● **Exercise material**
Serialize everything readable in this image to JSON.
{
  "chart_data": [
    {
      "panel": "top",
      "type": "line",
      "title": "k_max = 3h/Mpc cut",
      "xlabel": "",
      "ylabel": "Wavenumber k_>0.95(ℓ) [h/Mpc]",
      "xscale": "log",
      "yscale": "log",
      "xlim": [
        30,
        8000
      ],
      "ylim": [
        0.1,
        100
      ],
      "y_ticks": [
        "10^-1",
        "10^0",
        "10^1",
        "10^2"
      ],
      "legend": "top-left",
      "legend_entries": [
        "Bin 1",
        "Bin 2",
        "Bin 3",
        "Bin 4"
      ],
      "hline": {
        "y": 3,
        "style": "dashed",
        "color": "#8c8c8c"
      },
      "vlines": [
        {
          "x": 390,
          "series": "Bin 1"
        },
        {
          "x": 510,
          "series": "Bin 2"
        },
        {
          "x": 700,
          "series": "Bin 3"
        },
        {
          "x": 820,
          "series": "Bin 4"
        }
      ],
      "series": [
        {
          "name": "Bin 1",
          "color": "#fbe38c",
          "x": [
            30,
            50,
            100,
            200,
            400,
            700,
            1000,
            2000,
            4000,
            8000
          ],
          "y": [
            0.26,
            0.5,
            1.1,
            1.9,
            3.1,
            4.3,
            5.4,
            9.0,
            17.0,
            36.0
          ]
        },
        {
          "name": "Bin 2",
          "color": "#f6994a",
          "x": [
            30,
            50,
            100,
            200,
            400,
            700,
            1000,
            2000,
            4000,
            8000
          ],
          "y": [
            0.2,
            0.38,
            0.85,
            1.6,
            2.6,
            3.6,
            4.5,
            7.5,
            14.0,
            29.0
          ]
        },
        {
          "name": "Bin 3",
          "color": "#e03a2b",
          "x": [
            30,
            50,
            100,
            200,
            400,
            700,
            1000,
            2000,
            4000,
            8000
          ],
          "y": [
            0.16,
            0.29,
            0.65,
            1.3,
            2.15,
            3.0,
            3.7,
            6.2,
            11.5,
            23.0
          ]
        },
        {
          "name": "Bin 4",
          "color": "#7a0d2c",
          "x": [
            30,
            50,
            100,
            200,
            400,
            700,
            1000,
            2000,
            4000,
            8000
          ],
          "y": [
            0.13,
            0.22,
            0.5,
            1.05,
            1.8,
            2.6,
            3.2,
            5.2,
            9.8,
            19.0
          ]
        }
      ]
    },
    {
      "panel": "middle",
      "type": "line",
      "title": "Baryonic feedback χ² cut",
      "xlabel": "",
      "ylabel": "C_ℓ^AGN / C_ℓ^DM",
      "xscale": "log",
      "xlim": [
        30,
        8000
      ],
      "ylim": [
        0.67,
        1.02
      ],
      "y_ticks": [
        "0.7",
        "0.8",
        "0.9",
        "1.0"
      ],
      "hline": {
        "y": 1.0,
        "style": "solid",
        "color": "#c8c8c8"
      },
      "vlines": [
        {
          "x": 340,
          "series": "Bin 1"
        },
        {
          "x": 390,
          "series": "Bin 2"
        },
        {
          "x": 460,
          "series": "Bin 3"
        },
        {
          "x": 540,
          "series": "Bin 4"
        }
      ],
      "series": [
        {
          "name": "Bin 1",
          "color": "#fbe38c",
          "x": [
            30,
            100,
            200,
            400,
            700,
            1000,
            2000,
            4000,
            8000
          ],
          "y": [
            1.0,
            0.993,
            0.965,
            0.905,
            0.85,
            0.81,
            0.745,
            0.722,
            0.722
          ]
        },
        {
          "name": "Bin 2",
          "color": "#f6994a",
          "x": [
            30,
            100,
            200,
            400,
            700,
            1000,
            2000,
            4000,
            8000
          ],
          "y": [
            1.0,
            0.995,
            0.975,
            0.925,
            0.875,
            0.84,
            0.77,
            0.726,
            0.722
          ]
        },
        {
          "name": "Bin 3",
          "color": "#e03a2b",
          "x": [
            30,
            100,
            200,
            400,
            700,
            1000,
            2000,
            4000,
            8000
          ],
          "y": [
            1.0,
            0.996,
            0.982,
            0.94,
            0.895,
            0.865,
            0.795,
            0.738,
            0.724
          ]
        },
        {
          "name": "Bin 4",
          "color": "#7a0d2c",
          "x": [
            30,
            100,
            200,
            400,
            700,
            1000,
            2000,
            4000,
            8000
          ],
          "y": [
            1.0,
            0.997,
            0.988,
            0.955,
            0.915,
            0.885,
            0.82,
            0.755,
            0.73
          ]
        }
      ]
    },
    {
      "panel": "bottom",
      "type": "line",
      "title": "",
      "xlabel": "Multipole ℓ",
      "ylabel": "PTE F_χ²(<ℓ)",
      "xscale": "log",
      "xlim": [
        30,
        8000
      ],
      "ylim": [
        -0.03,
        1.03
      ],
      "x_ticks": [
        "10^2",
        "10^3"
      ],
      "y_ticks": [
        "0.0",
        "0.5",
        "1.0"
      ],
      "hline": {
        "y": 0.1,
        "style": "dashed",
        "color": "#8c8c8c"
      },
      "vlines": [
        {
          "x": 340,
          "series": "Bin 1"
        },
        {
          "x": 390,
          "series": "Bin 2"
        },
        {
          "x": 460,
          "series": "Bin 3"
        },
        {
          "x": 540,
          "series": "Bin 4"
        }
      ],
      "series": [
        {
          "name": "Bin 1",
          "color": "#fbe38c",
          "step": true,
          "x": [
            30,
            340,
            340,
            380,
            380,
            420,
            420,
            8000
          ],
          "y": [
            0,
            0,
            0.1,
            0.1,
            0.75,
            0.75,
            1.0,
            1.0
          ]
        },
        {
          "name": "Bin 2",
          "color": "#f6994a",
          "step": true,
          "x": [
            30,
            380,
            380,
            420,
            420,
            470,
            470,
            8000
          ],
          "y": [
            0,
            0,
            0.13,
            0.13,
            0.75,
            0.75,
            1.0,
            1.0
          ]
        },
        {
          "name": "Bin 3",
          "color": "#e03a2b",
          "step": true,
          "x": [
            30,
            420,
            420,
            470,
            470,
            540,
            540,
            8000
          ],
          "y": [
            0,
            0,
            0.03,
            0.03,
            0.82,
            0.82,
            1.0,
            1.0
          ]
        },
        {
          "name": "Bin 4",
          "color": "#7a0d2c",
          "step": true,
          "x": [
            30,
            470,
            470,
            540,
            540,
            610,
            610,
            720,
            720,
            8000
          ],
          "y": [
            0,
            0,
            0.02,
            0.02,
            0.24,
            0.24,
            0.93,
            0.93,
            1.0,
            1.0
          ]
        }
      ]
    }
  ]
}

● **Written exercise**
Extract every record. Keep wording exact.

● **Response**
Serialize everything readable in this image to JSON.
{
  "chart_data": [
    {
      "panel": "top",
      "type": "line",
      "title": "k_max = 3h/Mpc cut",
      "xlabel": "",
      "ylabel": "Wavenumber k_>0.95(ℓ) [h/Mpc]",
      "xscale": "log",
      "yscale": "log",
      "xlim": [
        30,
        8000
      ],
      "ylim": [
        0.1,
        100
      ],
      "y_ticks": [
        "10^-1",
        "10^0",
        "10^1",
        "10^2"
      ],
      "legend": "top-left",
      "legend_entries": [
        "Bin 1",
        "Bin 2",
        "Bin 3",
        "Bin 4"
      ],
      "hline": {
        "y": 3,
        "style": "dashed",
        "color": "#8c8c8c"
      },
      "vlines": [
        {
          "x": 390,
          "series": "Bin 1"
        },
        {
          "x": 510,
          "series": "Bin 2"
        },
        {
          "x": 700,
          "series": "Bin 3"
        },
        {
          "x": 820,
          "series": "Bin 4"
        }
      ],
      "series": [
        {
          "name": "Bin 1",
          "color": "#fbe38c",
          "x": [
            30,
            50,
            100,
            200,
            400,
            700,
            1000,
            2000,
            4000,
            8000
          ],
          "y": [
            0.26,
            0.5,
            1.1,
            1.9,
            3.1,
            4.3,
            5.4,
            9.0,
            17.0,
            36.0
          ]
        },
        {
          "name": "Bin 2",
          "color": "#f6994a",
          "x": [
            30,
            50,
            100,
            200,
            400,
            700,
            1000,
            2000,
            4000,
            8000
          ],
          "y": [
            0.2,
            0.38,
            0.85,
            1.6,
            2.6,
            3.6,
            4.5,
            7.5,
            14.0,
            29.0
          ]
        },
        {
          "name": "Bin 3",
          "color": "#e03a2b",
          "x": [
            30,
            50,
            100,
            200,
            400,
            700,
            1000,
            2000,
            4000,
            8000
          ],
          "y": [
            0.16,
            0.29,
            0.65,
            1.3,
            2.15,
            3.0,
            3.7,
            6.2,
            11.5,
            23.0
          ]
        },
        {
          "name": "Bin 4",
          "color": "#7a0d2c",
          "x": [
            30,
            50,
            100,
            200,
            400,
            700,
            1000,
            2000,
            4000,
            8000
          ],
          "y": [
            0.13,
            0.22,
            0.5,
            1.05,
            1.8,
            2.6,
            3.2,
            5.2,
            9.8,
            19.0
          ]
        }
      ]
    },
    {
      "panel": "middle",
      "type": "line",
      "title": "Baryonic feedback χ² cut",
      "xlabel": "",
      "ylabel": "C_ℓ^AGN / C_ℓ^DM",
      "xscale": "log",
      "xlim": [
        30,
        8000
      ],
      "ylim": [
        0.67,
        1.02
      ],
      "y_ticks": [
        "0.7",
        "0.8",
        "0.9",
        "1.0"
      ],
      "hline": {
        "y": 1.0,
        "style": "solid",
        "color": "#c8c8c8"
      },
      "vlines": [
        {
          "x": 340,
          "series": "Bin 1"
        },
        {
          "x": 390,
          "series": "Bin 2"
        },
        {
          "x": 460,
          "series": "Bin 3"
        },
        {
          "x": 540,
          "series": "Bin 4"
        }
      ],
      "series": [
        {
          "name": "Bin 1",
          "color": "#fbe38c",
          "x": [
            30,
            100,
            200,
            400,
            700,
            1000,
            2000,
            4000,
            8000
          ],
          "y": [
            1.0,
            0.993,
            0.965,
            0.905,
            0.85,
            0.81,
            0.745,
            0.722,
            0.722
          ]
        },
        {
          "name": "Bin 2",
          "color": "#f6994a",
          "x": [
            30,
            100,
            200,
            400,
            700,
            1000,
            2000,
            4000,
            8000
          ],
          "y": [
            1.0,
            0.995,
            0.975,
            0.925,
            0.875,
            0.84,
            0.77,
            0.726,
            0.722
          ]
        },
        {
          "name": "Bin 3",
          "color": "#e03a2b",
          "x": [
            30,
            100,
            200,
            400,
            700,
            1000,
            2000,
            4000,
            8000
          ],
          "y": [
            1.0,
            0.996,
            0.982,
            0.94,
            0.895,
            0.865,
            0.795,
            0.738,
            0.724
          ]
        },
        {
          "name": "Bin 4",
          "color": "#7a0d2c",
          "x": [
            30,
            100,
            200,
            400,
            700,
            1000,
            2000,
            4000,
            8000
          ],
          "y": [
            1.0,
            0.997,
            0.988,
            0.955,
            0.915,
            0.885,
            0.82,
            0.755,
            0.73
          ]
        }
      ]
    },
    {
      "panel": "bottom",
      "type": "line",
      "title": "",
      "xlabel": "Multipole ℓ",
      "ylabel": "PTE F_χ²(<ℓ)",
      "xscale": "log",
      "xlim": [
        30,
        8000
      ],
      "ylim": [
        -0.03,
        1.03
      ],
      "x_ticks": [
        "10^2",
        "10^3"
      ],
      "y_ticks": [
        "0.0",
        "0.5",
        "1.0"
      ],
      "hline": {
        "y": 0.1,
        "style": "dashed",
        "color": "#8c8c8c"
      },
      "vlines": [
        {
          "x": 340,
          "series": "Bin 1"
        },
        {
          "x": 390,
          "series": "Bin 2"
        },
        {
          "x": 460,
          "series": "Bin 3"
        },
        {
          "x": 540,
          "series": "Bin 4"
        }
      ],
      "series": [
        {
          "name": "Bin 1",
          "color": "#fbe38c",
          "step": true,
          "x": [
            30,
            340,
            340,
            380,
            380,
            420,
            420,
            8000
          ],
          "y": [
            0,
            0,
            0.1,
            0.1,
            0.75,
            0.75,
            1.0,
            1.0
          ]
        },
        {
          "name": "Bin 2",
          "color": "#f6994a",
          "step": true,
          "x": [
            30,
            380,
            380,
            420,
            420,
            470,
            470,
            8000
          ],
          "y": [
            0,
            0,
            0.13,
            0.13,
            0.75,
            0.75,
            1.0,
            1.0
          ]
        },
        {
          "name": "Bin 3",
          "color": "#e03a2b",
          "step": true,
          "x": [
            30,
            420,
            420,
            470,
            470,
            540,
            540,
            8000
          ],
          "y": [
            0,
            0,
            0.03,
            0.03,
            0.82,
            0.82,
            1.0,
            1.0
          ]
        },
        {
          "name": "Bin 4",
          "color": "#7a0d2c",
          "step": true,
          "x": [
            30,
            470,
            470,
            540,
            540,
            610,
            610,
            720,
            720,
            8000
          ],
          "y": [
            0,
            0,
            0.02,
            0.02,
            0.24,
            0.24,
            0.93,
            0.93,
            1.0,
            1.0
          ]
        }
      ]
    }
  ]
}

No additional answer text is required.